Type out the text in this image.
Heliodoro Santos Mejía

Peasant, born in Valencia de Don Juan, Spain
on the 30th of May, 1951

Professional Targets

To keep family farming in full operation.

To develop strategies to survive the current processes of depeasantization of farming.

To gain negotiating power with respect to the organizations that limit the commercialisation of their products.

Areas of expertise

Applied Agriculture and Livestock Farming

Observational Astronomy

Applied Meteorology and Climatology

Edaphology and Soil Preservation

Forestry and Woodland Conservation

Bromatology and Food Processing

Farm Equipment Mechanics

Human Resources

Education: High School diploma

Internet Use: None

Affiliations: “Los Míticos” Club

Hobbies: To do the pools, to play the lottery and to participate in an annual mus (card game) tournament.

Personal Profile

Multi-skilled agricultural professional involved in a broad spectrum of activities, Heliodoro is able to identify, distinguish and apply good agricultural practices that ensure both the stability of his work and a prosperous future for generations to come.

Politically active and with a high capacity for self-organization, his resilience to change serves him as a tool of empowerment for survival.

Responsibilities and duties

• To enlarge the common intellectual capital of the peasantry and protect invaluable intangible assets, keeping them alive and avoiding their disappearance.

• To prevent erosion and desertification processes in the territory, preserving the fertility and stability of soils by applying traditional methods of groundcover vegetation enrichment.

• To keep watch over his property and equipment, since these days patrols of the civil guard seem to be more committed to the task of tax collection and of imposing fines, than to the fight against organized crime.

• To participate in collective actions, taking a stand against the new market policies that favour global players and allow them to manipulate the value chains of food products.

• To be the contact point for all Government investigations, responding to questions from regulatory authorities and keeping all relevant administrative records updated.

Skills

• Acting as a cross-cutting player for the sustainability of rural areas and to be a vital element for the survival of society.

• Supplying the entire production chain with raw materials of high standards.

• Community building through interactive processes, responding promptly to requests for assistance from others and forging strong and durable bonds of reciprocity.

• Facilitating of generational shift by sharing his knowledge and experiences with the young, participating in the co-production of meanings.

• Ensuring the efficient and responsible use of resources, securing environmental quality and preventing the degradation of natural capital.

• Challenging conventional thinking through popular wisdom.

- Exercise instructions: Go through the records and show every line with the string "Applied" in it.

- Correct response:
Applied Agriculture and Livestock Farming
Applied Meteorology and Climatology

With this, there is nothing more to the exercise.